> Records supplied:

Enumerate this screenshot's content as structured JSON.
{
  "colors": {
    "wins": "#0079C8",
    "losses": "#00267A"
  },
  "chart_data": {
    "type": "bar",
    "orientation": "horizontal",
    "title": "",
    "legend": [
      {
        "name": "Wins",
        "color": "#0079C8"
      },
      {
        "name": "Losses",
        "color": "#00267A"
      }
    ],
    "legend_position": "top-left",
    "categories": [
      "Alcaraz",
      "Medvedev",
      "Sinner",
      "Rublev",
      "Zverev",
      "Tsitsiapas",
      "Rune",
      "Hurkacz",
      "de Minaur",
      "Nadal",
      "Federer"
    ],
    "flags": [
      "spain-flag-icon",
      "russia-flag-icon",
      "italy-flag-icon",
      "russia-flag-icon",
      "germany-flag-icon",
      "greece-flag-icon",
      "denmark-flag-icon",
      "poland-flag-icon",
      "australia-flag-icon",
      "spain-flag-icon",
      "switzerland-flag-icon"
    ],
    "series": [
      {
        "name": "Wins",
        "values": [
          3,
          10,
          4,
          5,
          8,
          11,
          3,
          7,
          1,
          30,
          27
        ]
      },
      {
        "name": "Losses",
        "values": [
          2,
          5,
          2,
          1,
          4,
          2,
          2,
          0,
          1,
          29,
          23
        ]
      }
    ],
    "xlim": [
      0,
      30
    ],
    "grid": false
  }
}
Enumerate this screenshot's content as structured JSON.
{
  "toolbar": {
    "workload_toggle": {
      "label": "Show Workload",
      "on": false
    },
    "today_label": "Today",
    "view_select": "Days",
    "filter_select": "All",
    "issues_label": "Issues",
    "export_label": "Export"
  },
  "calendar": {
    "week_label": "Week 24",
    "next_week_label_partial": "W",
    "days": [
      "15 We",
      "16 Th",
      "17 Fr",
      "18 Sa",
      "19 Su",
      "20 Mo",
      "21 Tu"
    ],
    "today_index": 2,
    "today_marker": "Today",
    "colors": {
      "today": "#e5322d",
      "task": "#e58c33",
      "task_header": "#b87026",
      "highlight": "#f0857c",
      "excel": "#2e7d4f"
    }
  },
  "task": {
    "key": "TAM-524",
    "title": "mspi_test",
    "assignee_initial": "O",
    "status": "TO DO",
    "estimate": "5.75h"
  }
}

--

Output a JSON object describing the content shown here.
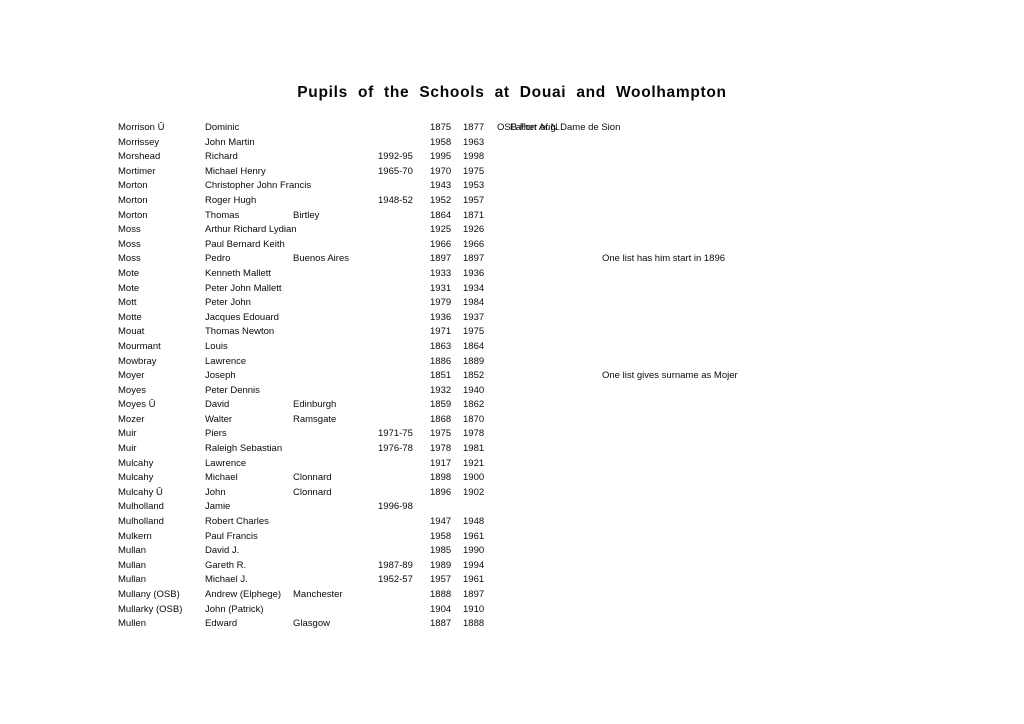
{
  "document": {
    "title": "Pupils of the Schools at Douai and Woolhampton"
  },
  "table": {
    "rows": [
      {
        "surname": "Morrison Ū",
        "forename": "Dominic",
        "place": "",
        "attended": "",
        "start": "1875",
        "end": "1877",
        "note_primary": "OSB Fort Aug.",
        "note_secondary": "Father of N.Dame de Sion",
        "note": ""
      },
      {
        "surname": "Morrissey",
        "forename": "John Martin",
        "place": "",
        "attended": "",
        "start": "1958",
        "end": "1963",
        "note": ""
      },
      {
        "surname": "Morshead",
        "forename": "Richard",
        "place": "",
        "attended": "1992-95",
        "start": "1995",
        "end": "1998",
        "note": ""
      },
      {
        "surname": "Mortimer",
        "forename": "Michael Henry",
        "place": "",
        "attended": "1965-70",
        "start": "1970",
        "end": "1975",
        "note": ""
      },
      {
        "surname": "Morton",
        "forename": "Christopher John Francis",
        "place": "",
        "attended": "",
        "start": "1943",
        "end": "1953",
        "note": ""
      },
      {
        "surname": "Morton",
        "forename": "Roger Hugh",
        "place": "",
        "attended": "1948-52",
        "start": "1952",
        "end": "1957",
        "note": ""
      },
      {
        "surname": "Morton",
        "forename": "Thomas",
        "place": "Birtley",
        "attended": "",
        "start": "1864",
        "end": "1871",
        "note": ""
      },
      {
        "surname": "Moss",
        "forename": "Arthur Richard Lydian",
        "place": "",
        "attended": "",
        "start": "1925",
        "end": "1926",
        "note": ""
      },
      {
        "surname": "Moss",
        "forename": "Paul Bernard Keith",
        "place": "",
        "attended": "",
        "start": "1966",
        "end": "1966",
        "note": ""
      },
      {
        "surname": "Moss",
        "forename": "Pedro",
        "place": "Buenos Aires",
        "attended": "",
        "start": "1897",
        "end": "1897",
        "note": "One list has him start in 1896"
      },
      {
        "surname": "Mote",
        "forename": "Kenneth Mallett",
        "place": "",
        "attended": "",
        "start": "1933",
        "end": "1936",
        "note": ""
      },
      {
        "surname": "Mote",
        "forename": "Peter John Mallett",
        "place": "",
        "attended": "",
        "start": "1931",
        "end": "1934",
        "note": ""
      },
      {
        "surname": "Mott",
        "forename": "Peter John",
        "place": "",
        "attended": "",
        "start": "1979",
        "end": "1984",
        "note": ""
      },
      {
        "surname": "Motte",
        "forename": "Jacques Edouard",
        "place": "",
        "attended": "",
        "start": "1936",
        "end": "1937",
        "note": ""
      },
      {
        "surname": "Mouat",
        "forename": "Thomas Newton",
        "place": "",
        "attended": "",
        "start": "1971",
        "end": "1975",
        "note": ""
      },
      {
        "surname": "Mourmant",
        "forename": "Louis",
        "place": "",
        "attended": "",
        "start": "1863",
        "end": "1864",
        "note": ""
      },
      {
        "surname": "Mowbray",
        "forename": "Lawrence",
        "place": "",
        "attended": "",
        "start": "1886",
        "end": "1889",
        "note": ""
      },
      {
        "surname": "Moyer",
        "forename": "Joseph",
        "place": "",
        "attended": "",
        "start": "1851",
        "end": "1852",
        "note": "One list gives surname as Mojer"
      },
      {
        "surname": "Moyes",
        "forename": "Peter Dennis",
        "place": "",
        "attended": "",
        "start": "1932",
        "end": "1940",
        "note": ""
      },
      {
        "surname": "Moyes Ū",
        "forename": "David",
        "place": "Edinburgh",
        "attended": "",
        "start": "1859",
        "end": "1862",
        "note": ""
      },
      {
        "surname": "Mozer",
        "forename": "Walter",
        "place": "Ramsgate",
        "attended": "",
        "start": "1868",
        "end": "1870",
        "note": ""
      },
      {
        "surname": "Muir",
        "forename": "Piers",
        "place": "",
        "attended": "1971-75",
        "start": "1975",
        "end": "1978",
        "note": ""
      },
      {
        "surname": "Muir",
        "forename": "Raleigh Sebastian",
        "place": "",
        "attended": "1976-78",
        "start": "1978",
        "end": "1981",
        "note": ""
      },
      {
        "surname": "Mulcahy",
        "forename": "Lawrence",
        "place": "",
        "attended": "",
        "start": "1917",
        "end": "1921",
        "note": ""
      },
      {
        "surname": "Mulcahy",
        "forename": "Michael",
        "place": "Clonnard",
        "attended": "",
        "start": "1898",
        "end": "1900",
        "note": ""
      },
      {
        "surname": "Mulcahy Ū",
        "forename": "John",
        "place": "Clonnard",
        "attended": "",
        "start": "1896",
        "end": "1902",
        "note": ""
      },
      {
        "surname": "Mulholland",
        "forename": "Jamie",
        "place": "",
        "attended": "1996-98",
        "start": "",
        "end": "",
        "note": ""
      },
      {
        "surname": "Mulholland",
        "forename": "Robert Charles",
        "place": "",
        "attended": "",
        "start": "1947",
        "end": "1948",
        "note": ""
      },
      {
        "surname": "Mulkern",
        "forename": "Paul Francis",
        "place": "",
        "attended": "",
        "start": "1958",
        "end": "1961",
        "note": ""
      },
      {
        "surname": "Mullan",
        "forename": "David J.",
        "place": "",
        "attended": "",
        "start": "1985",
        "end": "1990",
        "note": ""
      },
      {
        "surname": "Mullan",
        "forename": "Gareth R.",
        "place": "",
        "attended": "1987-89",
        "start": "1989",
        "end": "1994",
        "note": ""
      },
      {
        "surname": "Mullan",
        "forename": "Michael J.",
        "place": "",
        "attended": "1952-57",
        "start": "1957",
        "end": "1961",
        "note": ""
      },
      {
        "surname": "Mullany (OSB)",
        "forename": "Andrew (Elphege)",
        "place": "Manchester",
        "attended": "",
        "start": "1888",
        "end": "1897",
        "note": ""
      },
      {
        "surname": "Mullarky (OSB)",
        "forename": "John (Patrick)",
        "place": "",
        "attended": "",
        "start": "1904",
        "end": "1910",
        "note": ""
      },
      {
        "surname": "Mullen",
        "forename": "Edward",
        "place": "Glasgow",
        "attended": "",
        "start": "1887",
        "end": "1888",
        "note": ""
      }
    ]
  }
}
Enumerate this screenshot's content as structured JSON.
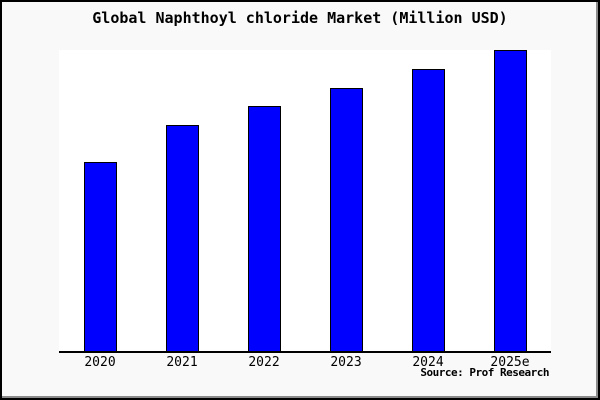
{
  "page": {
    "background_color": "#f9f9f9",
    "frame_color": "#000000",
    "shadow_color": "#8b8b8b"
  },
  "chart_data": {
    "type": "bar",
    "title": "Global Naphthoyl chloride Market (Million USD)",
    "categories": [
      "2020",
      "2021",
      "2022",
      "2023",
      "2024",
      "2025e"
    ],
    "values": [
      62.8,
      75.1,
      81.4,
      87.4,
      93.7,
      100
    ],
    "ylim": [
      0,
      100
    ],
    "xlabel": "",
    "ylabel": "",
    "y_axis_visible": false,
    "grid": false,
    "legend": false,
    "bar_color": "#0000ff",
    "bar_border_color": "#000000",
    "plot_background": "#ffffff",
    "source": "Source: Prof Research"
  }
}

--

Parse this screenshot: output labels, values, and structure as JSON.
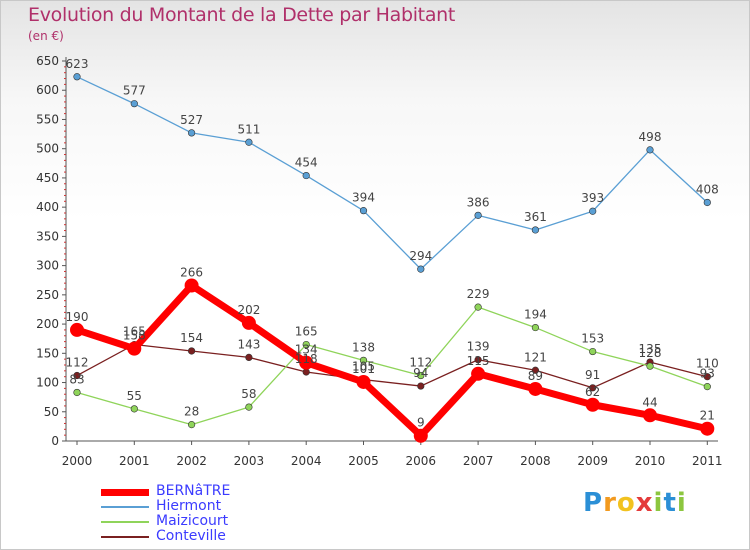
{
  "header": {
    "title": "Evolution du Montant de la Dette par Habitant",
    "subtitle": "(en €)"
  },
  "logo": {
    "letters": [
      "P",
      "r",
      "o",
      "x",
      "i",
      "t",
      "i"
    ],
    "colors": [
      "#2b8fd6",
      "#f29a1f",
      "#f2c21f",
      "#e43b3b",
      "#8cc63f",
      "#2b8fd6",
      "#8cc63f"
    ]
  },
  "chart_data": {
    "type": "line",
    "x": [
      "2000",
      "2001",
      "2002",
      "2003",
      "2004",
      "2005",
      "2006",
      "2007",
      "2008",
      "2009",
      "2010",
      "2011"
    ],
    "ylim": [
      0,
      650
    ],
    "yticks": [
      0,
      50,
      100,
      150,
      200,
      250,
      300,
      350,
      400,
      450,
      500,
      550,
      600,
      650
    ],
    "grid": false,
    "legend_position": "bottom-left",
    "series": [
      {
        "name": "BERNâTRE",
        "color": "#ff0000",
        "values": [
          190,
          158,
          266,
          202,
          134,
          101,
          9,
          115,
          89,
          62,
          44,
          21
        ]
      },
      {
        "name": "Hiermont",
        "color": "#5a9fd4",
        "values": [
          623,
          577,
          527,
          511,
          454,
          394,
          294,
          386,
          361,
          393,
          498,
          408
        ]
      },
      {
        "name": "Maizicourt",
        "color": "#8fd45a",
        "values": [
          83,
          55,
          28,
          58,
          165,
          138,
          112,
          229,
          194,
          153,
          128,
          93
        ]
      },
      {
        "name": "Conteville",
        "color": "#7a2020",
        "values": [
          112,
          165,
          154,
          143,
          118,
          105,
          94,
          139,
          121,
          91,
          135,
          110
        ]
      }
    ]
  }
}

> Written problem: Check each line of the records above for the string "Francis", and report every line that has it.

> Answer in full:
        "forename": "Christopher John Francis",
        "forename": "Paul Francis",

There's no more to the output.